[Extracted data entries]
>> BEGIN

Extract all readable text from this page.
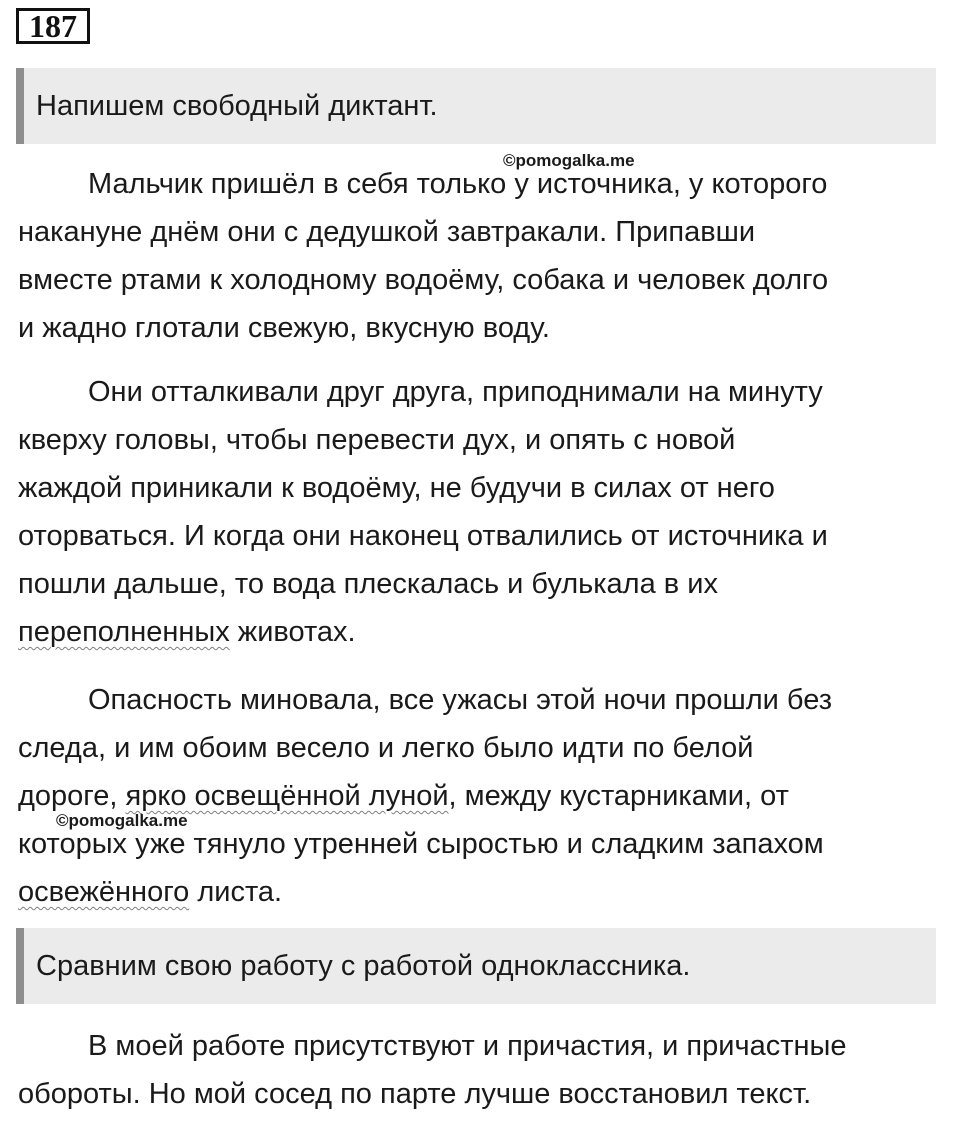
187
Напишем свободный диктант.
Мальчик пришёл в себя только у источника, у которого
накануне днём они с дедушкой завтракали. Припавши
вместе ртами к холодному водоёму, собака и человек долго
и жадно глотали свежую, вкусную воду.
Они отталкивали друг друга, приподнимали на минуту
кверху головы, чтобы перевести дух, и опять с новой
жаждой приникали к водоёму, не будучи в силах от него
оторваться. И когда они наконец отвалились от источника и
пошли дальше, то вода плескалась и булькала в их
переполненных животах.
Опасность миновала, все ужасы этой ночи прошли без
следа, и им обоим весело и легко было идти по белой
дороге, ярко освещённой луной, между кустарниками, от
которых уже тянуло утренней сыростью и сладким запахом
освежённого листа.
Сравним свою работу с работой одноклассника.
В моей работе присутствуют и причастия, и причастные
обороты. Но мой сосед по парте лучше восстановил текст.
©pomogalka.me
©pomogalka.me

>> END

→ **THE TASK**
Give only the number of lines in the listing above that include the string "водоёму".

→ **SOLUTION FOR THIS PROBLEM**
2